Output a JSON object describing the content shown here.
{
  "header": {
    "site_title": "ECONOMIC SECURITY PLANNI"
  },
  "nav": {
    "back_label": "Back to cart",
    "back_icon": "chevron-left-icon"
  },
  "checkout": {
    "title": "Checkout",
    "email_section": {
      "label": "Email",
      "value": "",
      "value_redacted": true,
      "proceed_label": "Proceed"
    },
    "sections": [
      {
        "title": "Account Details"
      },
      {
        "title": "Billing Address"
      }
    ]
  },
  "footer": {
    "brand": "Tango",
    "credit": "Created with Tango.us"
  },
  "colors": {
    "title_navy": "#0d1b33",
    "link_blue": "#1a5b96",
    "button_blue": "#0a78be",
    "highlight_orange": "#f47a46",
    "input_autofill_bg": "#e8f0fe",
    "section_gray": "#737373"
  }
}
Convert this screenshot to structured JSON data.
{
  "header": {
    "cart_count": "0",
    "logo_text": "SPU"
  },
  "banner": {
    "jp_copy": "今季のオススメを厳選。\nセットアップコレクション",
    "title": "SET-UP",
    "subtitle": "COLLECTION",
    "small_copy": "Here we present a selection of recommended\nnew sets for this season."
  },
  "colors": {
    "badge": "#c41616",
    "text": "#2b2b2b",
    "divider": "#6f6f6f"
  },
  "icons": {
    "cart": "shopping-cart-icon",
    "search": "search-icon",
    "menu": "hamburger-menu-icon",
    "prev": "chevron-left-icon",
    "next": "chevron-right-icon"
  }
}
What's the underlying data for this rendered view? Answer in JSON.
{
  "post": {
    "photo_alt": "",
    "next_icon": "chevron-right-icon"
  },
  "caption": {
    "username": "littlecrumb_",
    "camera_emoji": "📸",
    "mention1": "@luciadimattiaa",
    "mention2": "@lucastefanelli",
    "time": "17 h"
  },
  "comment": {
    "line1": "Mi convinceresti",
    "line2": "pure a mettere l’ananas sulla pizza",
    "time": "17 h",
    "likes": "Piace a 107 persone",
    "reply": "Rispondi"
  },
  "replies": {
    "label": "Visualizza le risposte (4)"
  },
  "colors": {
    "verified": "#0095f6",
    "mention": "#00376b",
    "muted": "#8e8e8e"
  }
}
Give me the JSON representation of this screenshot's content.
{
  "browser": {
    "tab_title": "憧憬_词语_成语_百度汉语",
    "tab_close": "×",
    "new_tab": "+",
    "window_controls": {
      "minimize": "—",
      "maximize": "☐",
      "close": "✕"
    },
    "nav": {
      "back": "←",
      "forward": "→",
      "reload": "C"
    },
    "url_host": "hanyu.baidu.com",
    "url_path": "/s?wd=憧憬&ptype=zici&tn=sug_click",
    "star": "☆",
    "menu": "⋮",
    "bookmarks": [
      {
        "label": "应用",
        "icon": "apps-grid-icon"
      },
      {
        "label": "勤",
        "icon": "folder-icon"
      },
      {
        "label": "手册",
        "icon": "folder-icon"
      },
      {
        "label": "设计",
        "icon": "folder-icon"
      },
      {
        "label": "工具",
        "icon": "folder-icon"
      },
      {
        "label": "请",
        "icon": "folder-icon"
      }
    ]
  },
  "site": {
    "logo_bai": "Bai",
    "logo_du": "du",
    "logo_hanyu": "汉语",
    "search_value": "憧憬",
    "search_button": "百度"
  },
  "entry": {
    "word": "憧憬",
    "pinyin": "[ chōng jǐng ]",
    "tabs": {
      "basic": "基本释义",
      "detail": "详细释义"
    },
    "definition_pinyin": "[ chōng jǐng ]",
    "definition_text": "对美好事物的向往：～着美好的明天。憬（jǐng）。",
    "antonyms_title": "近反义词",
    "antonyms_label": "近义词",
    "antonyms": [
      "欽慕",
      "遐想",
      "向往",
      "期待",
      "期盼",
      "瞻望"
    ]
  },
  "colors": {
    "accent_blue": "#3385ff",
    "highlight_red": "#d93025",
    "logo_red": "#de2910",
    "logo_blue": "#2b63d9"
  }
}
+++
**Instructions for the task**
In the entries above, count every line containing the word "chōng". Write only the total.

**Response to the task**
2